| What you should do |
Output the material below unchanged, apart from leaving out the pictures.

[Saved entries]
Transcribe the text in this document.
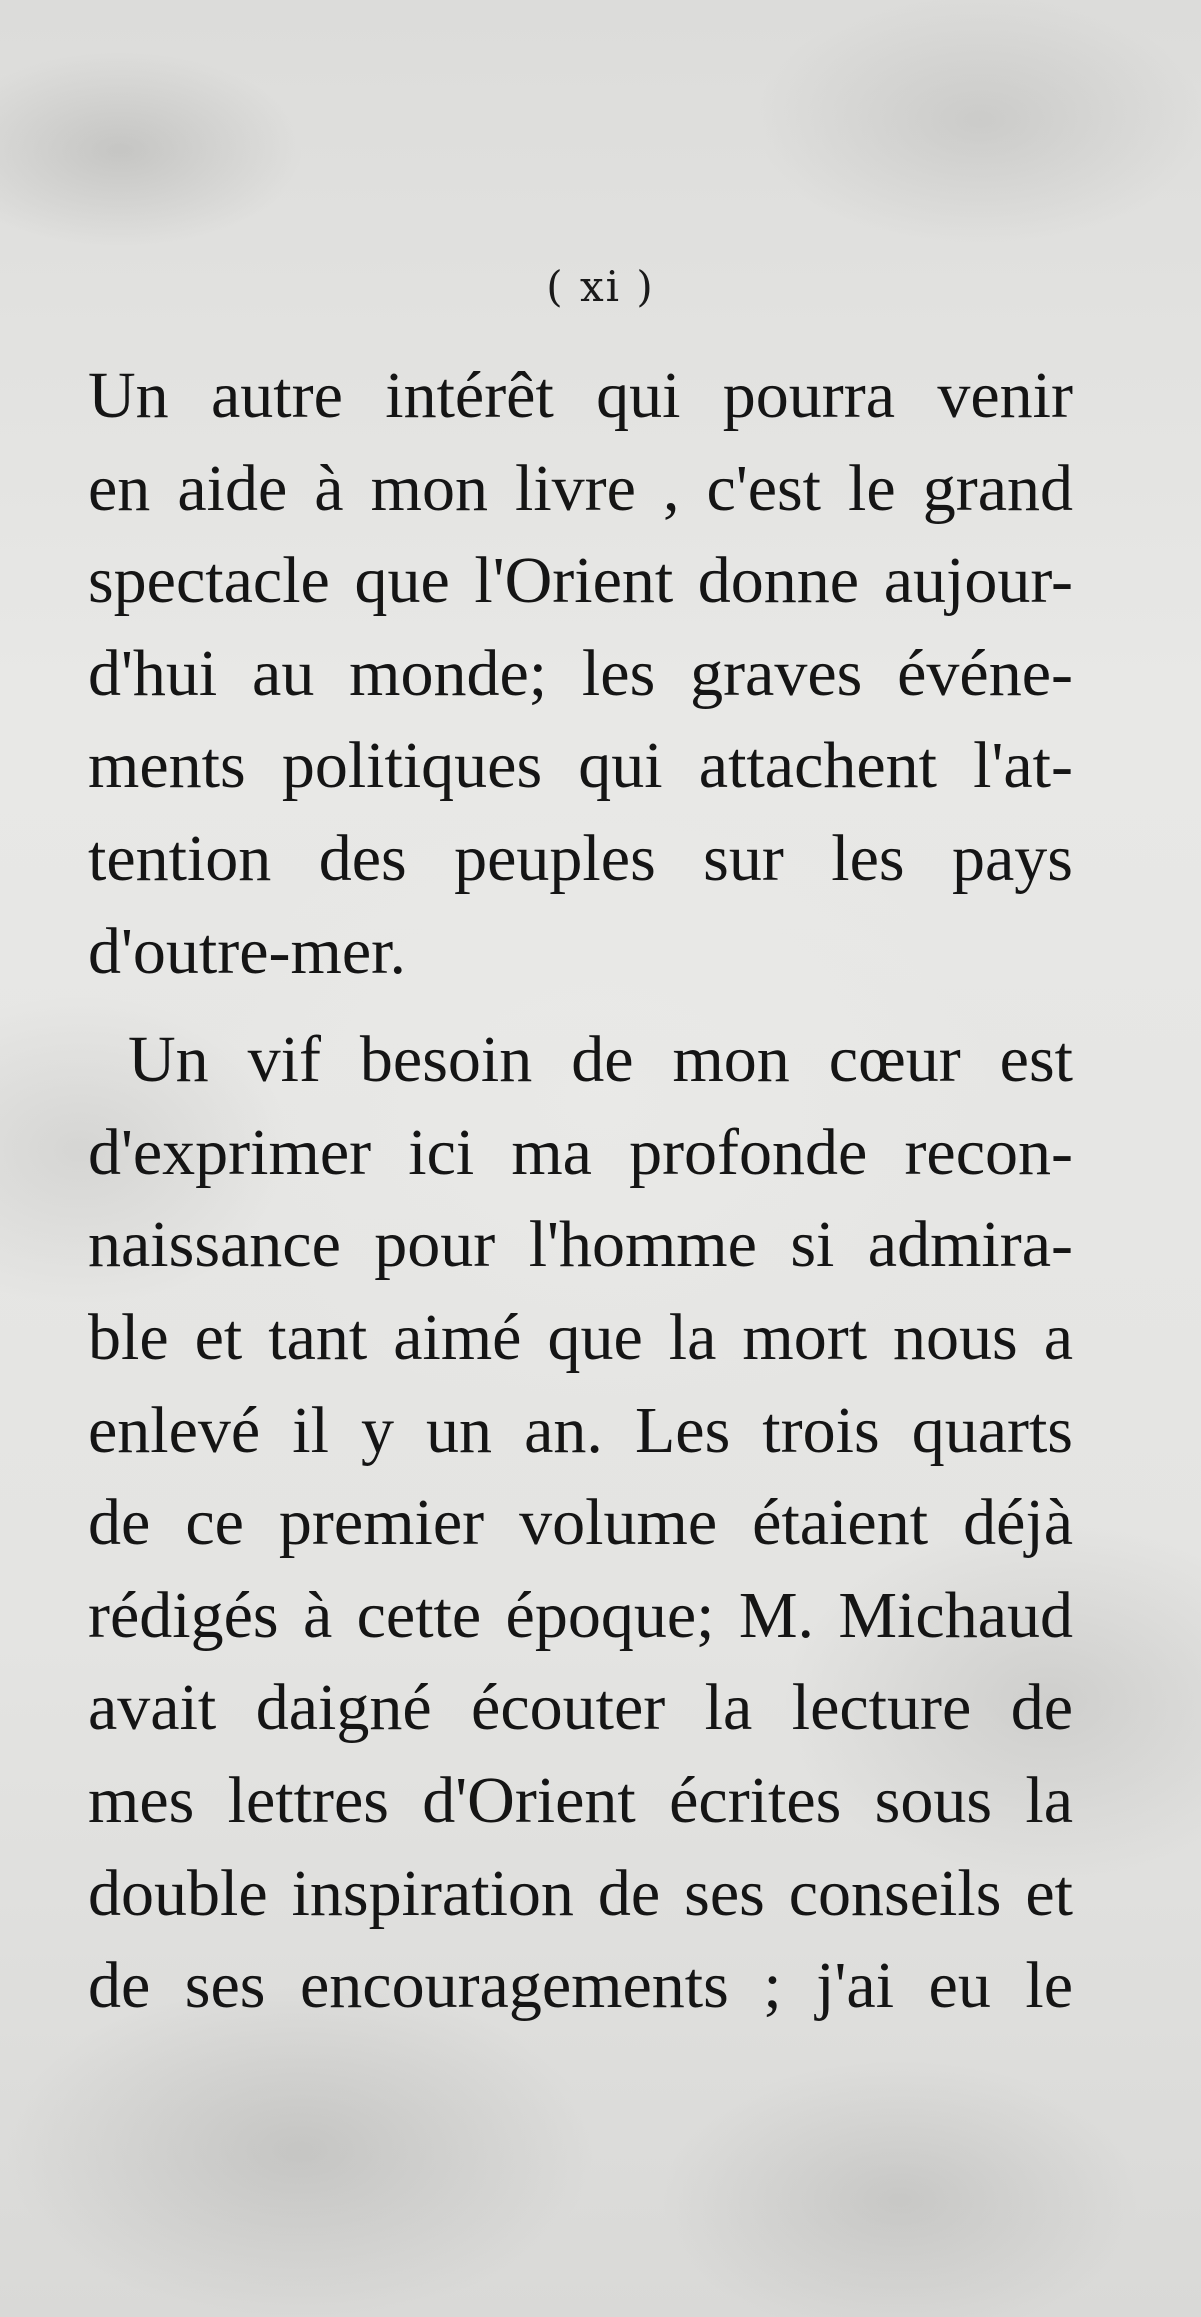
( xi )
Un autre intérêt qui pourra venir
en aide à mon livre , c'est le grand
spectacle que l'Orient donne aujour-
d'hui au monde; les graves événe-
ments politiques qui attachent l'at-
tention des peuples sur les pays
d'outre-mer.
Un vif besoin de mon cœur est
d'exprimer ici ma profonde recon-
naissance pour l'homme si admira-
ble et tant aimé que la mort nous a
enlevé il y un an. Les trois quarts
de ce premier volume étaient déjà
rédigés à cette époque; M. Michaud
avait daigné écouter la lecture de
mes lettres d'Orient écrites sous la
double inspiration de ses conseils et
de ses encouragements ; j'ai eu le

| Written answer |
Transcribe the text in this document.
( xi )
Un autre intérêt qui pourra venir
en aide à mon livre , c'est le grand
spectacle que l'Orient donne aujour-
d'hui au monde; les graves événe-
ments politiques qui attachent l'at-
tention des peuples sur les pays
d'outre-mer.
Un vif besoin de mon cœur est
d'exprimer ici ma profonde recon-
naissance pour l'homme si admira-
ble et tant aimé que la mort nous a
enlevé il y un an. Les trois quarts
de ce premier volume étaient déjà
rédigés à cette époque; M. Michaud
avait daigné écouter la lecture de
mes lettres d'Orient écrites sous la
double inspiration de ses conseils et
de ses encouragements ; j'ai eu le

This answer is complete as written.